> **REQUIRED TASK**
Pull every line that holds the word "subtitle" from the entries.
─── RECORDS FOR PROCESSING ───
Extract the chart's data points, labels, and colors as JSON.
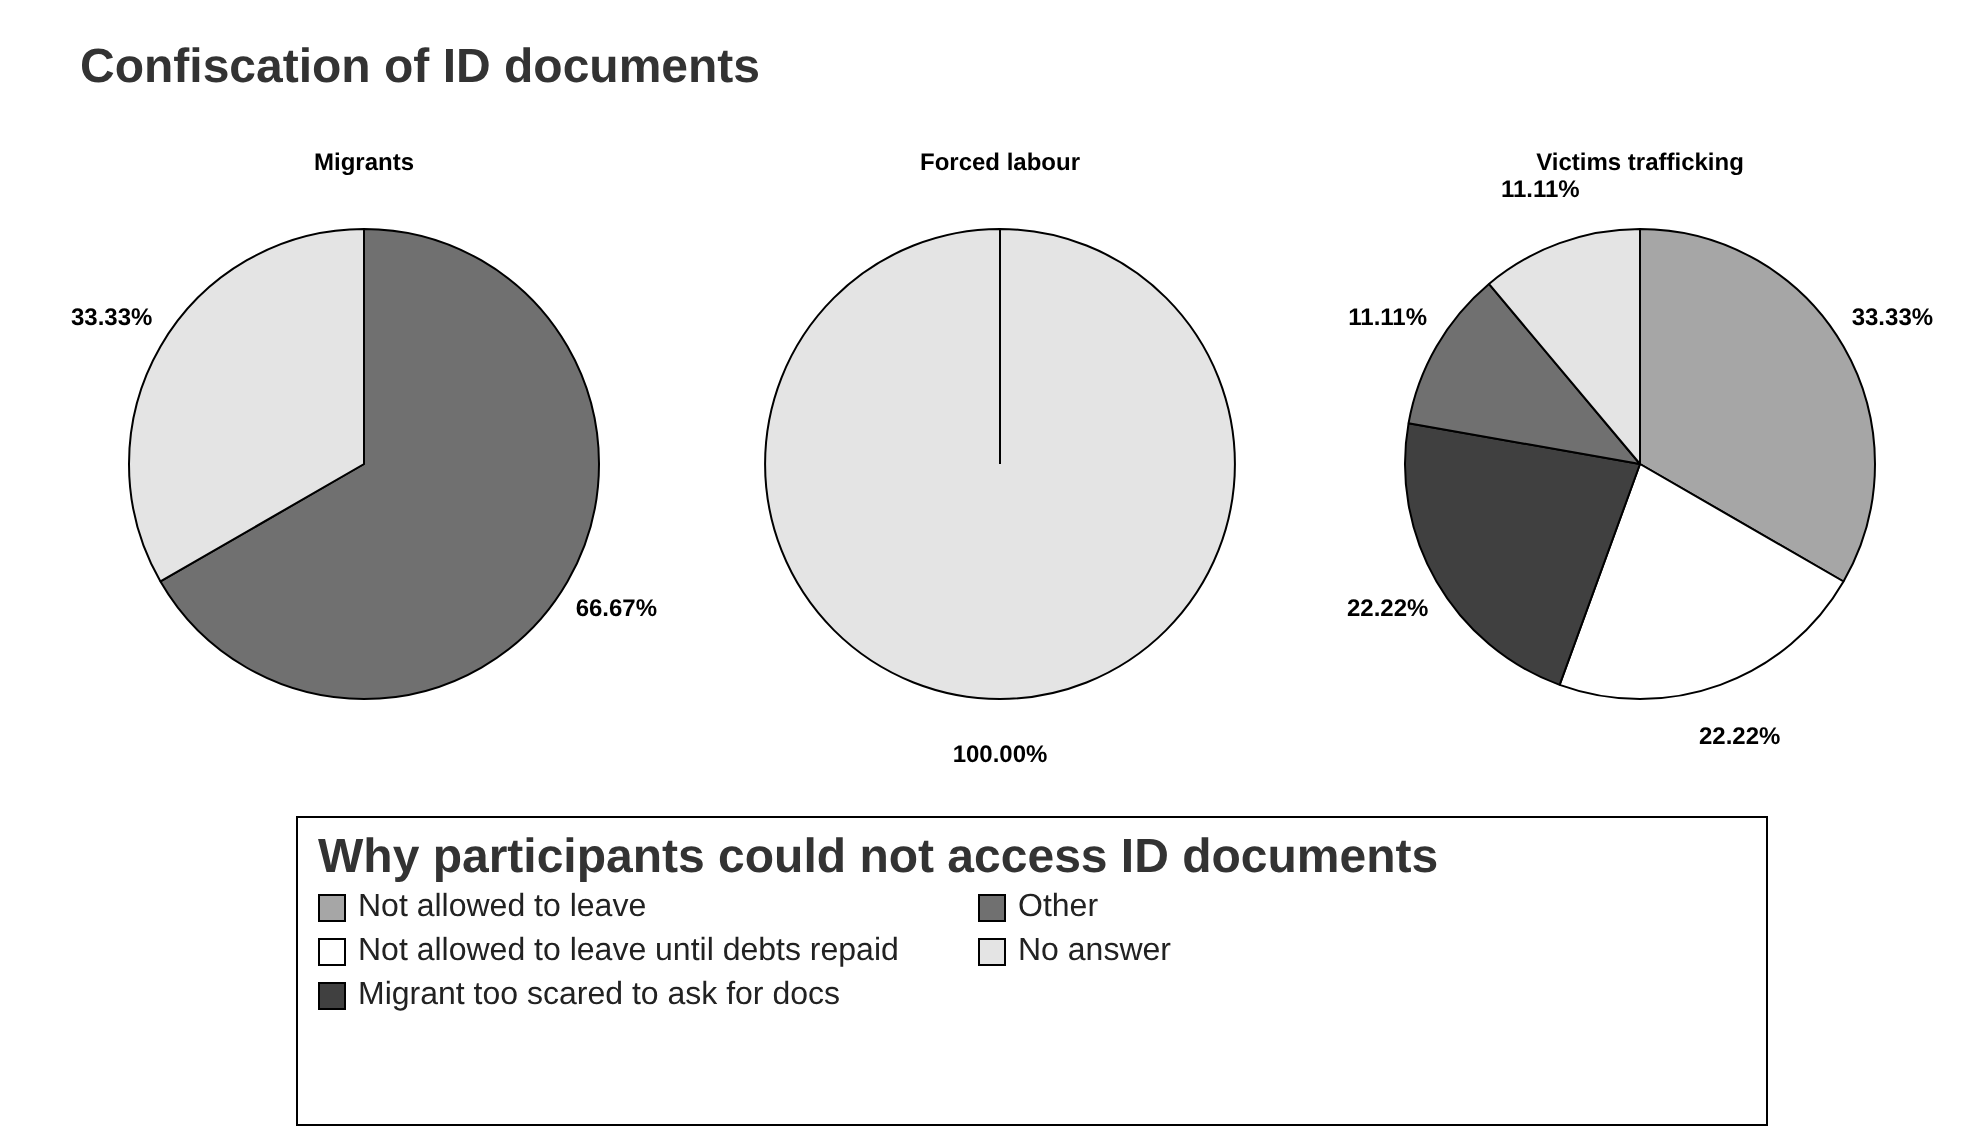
{
  "chart_data": [
    {
      "type": "pie",
      "title": "Confiscation of ID documents",
      "subtitle": "Migrants",
      "categories": [
        null,
        null
      ],
      "values": [
        66.67,
        33.33
      ],
      "colors": [
        "#707070",
        "#e4e4e4"
      ],
      "value_labels": [
        "66.67%",
        "33.33%"
      ]
    },
    {
      "type": "pie",
      "subtitle": "Forced labour",
      "categories": [
        null
      ],
      "values": [
        100
      ],
      "colors": [
        "#e4e4e4"
      ],
      "value_labels": [
        "100.00%"
      ]
    },
    {
      "type": "pie",
      "subtitle": "Victims trafficking",
      "legend_title": "Why participants could not access ID documents",
      "legend": "bottom",
      "categories": [
        "Not allowed to leave",
        "Not allowed to leave until debts repaid",
        "Migrant too scared to ask for docs",
        "Other",
        "No answer"
      ],
      "values": [
        33.33,
        22.22,
        22.22,
        11.11,
        11.11
      ],
      "colors": [
        "#a6a6a6",
        "#ffffff",
        "#404040",
        "#707070",
        "#e4e4e4"
      ],
      "value_labels": [
        "33.33%",
        "22.22%",
        "22.22%",
        "11.11%",
        "11.11%"
      ]
    }
  ]
}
───
> **RESULT FOR THIS EXERCISE**
      "subtitle": "Migrants",
      "subtitle": "Forced labour",
      "subtitle": "Victims trafficking",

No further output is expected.